[Document content entries]
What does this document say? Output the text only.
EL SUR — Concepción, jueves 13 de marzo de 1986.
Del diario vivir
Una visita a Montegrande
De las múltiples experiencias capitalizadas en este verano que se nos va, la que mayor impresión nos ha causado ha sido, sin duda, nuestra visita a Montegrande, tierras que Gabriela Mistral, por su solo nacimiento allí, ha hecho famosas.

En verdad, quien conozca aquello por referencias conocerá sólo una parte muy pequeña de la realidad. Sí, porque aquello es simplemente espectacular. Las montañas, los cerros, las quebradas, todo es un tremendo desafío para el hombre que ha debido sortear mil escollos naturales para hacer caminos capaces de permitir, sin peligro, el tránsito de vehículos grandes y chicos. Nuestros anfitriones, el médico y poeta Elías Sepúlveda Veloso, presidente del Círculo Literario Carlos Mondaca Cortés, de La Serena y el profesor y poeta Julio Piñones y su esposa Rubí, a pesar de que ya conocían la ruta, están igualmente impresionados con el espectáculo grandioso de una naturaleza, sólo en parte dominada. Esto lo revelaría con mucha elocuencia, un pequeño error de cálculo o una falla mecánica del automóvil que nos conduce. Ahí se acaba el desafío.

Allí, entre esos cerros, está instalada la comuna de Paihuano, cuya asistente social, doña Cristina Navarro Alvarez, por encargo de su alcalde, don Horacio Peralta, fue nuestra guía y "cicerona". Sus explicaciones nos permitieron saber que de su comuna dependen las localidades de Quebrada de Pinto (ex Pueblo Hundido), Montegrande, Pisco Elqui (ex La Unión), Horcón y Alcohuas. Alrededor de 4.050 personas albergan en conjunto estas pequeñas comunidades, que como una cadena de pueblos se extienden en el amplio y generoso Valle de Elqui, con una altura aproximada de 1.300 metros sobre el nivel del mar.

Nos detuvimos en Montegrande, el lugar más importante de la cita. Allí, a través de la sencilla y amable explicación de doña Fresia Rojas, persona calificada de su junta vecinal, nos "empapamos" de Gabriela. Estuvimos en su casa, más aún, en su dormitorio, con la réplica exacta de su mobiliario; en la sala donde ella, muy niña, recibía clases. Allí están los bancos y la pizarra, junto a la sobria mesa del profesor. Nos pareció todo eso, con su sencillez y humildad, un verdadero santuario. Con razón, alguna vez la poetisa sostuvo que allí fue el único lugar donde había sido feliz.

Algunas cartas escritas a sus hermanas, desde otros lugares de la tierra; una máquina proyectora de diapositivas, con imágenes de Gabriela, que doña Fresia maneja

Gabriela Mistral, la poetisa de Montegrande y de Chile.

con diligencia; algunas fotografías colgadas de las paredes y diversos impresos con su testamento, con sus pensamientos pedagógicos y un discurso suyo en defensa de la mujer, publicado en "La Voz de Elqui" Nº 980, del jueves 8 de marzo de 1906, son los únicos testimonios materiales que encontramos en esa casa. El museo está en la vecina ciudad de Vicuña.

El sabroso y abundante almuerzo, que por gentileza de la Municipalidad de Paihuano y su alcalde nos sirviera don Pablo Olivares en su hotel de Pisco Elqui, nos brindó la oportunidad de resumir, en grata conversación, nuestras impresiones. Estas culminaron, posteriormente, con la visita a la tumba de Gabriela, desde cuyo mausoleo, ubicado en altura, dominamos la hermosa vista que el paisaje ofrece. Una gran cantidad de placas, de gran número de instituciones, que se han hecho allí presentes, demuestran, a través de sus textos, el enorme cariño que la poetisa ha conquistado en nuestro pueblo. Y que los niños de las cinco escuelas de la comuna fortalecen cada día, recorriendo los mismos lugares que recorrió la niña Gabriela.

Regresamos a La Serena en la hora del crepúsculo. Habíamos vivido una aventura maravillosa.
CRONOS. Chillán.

**Work instructions**
Retype every entry exactly.

**Written response**
What does this document say? Output the text only.
EL SUR — Concepción, jueves 13 de marzo de 1986.
Del diario vivir
Una visita a Montegrande
De las múltiples experiencias capitalizadas en este verano que se nos va, la que mayor impresión nos ha causado ha sido, sin duda, nuestra visita a Montegrande, tierras que Gabriela Mistral, por su solo nacimiento allí, ha hecho famosas.

En verdad, quien conozca aquello por referencias conocerá sólo una parte muy pequeña de la realidad. Sí, porque aquello es simplemente espectacular. Las montañas, los cerros, las quebradas, todo es un tremendo desafío para el hombre que ha debido sortear mil escollos naturales para hacer caminos capaces de permitir, sin peligro, el tránsito de vehículos grandes y chicos. Nuestros anfitriones, el médico y poeta Elías Sepúlveda Veloso, presidente del Círculo Literario Carlos Mondaca Cortés, de La Serena y el profesor y poeta Julio Piñones y su esposa Rubí, a pesar de que ya conocían la ruta, están igualmente impresionados con el espectáculo grandioso de una naturaleza, sólo en parte dominada. Esto lo revelaría con mucha elocuencia, un pequeño error de cálculo o una falla mecánica del automóvil que nos conduce. Ahí se acaba el desafío.

Allí, entre esos cerros, está instalada la comuna de Paihuano, cuya asistente social, doña Cristina Navarro Alvarez, por encargo de su alcalde, don Horacio Peralta, fue nuestra guía y "cicerona". Sus explicaciones nos permitieron saber que de su comuna dependen las localidades de Quebrada de Pinto (ex Pueblo Hundido), Montegrande, Pisco Elqui (ex La Unión), Horcón y Alcohuas. Alrededor de 4.050 personas albergan en conjunto estas pequeñas comunidades, que como una cadena de pueblos se extienden en el amplio y generoso Valle de Elqui, con una altura aproximada de 1.300 metros sobre el nivel del mar.

Nos detuvimos en Montegrande, el lugar más importante de la cita. Allí, a través de la sencilla y amable explicación de doña Fresia Rojas, persona calificada de su junta vecinal, nos "empapamos" de Gabriela. Estuvimos en su casa, más aún, en su dormitorio, con la réplica exacta de su mobiliario; en la sala donde ella, muy niña, recibía clases. Allí están los bancos y la pizarra, junto a la sobria mesa del profesor. Nos pareció todo eso, con su sencillez y humildad, un verdadero santuario. Con razón, alguna vez la poetisa sostuvo que allí fue el único lugar donde había sido feliz.

Algunas cartas escritas a sus hermanas, desde otros lugares de la tierra; una máquina proyectora de diapositivas, con imágenes de Gabriela, que doña Fresia maneja

Gabriela Mistral, la poetisa de Montegrande y de Chile.

con diligencia; algunas fotografías colgadas de las paredes y diversos impresos con su testamento, con sus pensamientos pedagógicos y un discurso suyo en defensa de la mujer, publicado en "La Voz de Elqui" Nº 980, del jueves 8 de marzo de 1906, son los únicos testimonios materiales que encontramos en esa casa. El museo está en la vecina ciudad de Vicuña.

El sabroso y abundante almuerzo, que por gentileza de la Municipalidad de Paihuano y su alcalde nos sirviera don Pablo Olivares en su hotel de Pisco Elqui, nos brindó la oportunidad de resumir, en grata conversación, nuestras impresiones. Estas culminaron, posteriormente, con la visita a la tumba de Gabriela, desde cuyo mausoleo, ubicado en altura, dominamos la hermosa vista que el paisaje ofrece. Una gran cantidad de placas, de gran número de instituciones, que se han hecho allí presentes, demuestran, a través de sus textos, el enorme cariño que la poetisa ha conquistado en nuestro pueblo. Y que los niños de las cinco escuelas de la comuna fortalecen cada día, recorriendo los mismos lugares que recorrió la niña Gabriela.

Regresamos a La Serena en la hora del crepúsculo. Habíamos vivido una aventura maravillosa.
CRONOS. Chillán.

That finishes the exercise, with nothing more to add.